• [Stored data]:
********************

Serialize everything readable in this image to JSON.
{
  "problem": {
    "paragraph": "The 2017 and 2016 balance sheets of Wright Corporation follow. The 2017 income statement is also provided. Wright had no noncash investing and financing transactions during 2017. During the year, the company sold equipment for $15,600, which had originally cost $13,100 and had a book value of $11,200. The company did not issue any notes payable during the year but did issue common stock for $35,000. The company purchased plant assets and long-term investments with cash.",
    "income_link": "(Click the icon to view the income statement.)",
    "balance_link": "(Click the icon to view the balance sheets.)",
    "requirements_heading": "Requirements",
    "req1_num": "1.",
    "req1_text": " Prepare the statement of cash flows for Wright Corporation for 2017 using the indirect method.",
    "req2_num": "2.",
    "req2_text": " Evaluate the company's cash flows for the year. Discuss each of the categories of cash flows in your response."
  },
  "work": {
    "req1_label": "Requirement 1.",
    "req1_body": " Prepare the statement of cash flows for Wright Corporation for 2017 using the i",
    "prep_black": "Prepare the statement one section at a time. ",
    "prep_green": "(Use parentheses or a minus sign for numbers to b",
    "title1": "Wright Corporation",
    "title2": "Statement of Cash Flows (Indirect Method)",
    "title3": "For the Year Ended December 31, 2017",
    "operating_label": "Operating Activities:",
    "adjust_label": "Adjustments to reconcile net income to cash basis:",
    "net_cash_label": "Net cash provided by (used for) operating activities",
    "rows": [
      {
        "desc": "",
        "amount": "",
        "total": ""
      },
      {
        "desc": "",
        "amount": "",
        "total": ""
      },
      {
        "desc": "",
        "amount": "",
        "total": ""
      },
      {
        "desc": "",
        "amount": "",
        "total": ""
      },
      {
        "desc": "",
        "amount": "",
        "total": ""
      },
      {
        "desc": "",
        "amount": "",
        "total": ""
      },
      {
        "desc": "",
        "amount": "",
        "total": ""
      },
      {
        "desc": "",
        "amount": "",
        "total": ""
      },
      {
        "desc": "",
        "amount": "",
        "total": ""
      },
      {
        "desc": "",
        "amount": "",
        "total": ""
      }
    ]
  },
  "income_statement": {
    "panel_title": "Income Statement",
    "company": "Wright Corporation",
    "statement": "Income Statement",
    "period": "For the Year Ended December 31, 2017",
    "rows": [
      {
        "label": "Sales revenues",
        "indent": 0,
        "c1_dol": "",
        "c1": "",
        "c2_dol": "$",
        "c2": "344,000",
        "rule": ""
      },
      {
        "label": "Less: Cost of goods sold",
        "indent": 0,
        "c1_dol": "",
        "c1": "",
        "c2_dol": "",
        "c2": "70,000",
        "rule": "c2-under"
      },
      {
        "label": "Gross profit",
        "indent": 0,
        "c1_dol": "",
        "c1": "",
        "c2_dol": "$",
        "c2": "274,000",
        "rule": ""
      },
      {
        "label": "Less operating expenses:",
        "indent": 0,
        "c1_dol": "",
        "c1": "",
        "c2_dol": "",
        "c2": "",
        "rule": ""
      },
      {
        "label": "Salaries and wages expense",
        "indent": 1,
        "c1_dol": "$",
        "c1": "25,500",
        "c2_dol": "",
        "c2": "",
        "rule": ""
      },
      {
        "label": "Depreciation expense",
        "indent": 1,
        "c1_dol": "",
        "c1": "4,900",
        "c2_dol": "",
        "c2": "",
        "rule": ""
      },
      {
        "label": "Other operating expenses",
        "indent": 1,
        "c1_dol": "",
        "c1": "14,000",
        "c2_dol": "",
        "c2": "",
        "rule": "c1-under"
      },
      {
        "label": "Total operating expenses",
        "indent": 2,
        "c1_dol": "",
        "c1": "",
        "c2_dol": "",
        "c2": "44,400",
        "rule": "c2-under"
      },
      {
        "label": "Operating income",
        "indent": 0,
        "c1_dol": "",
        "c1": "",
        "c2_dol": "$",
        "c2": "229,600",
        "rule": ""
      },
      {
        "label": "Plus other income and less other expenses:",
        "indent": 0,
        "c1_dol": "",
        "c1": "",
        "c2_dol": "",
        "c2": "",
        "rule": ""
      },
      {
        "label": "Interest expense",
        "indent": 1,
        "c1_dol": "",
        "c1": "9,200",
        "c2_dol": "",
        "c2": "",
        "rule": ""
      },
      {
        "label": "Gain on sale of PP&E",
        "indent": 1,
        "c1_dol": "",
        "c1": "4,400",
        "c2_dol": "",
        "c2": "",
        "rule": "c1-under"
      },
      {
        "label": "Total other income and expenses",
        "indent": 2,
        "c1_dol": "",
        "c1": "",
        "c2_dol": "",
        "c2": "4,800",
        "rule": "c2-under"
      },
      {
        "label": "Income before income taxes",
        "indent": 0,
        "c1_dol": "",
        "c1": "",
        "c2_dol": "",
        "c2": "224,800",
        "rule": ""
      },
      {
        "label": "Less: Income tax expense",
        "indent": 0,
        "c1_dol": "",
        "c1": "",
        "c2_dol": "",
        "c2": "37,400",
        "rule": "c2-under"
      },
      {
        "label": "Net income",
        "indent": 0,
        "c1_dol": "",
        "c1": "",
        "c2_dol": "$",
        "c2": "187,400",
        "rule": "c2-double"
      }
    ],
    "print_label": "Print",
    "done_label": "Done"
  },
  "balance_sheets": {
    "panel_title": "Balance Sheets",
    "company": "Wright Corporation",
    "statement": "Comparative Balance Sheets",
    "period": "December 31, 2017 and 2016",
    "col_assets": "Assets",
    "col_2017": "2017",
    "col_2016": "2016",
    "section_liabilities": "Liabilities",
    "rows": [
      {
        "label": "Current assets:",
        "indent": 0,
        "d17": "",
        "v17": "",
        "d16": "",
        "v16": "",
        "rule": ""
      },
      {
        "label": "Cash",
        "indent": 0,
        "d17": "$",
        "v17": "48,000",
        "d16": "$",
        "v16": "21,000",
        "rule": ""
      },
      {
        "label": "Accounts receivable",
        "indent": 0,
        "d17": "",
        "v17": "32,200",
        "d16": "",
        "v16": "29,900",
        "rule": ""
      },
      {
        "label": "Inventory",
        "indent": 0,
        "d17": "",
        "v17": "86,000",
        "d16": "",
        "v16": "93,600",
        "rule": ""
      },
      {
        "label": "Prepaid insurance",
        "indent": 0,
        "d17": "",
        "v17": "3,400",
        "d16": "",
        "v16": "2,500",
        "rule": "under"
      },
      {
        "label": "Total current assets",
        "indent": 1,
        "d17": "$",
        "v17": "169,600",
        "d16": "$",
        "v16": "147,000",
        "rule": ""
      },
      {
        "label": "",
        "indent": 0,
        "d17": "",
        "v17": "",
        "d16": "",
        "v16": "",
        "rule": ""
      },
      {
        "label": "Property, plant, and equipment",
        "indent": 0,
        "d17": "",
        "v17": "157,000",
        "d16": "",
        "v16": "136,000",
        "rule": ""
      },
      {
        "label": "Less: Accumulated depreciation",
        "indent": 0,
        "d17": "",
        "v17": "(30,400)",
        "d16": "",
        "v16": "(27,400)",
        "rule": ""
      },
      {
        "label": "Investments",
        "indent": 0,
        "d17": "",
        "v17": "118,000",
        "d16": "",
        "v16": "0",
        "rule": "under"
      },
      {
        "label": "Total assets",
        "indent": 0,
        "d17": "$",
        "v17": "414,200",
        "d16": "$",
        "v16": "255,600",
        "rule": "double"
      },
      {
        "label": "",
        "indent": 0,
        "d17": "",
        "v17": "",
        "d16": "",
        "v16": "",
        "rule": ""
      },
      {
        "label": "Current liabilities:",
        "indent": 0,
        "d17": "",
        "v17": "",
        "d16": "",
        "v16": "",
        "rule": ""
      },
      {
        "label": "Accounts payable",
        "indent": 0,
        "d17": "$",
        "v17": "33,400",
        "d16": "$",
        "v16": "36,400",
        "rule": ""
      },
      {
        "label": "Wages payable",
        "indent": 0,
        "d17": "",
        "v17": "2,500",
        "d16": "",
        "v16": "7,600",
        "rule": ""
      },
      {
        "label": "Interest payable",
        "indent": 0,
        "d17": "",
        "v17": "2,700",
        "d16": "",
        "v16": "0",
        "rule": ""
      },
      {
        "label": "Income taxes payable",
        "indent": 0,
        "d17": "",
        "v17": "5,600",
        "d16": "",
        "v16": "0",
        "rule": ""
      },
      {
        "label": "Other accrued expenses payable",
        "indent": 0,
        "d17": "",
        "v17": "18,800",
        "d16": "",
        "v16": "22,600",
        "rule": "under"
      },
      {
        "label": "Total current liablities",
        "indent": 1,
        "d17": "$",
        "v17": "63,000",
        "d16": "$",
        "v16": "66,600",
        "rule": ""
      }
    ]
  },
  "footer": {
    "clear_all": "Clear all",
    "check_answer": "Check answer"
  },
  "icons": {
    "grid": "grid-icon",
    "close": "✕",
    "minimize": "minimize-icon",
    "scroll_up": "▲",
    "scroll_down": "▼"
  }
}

********************

• [WHAT THE EXERCISE ASKS]: Go through the entries and return each line where the word "Interest" appears.

• [EXERCISE ANSWER]:
        "label": "Interest expense",
        "label": "Interest payable",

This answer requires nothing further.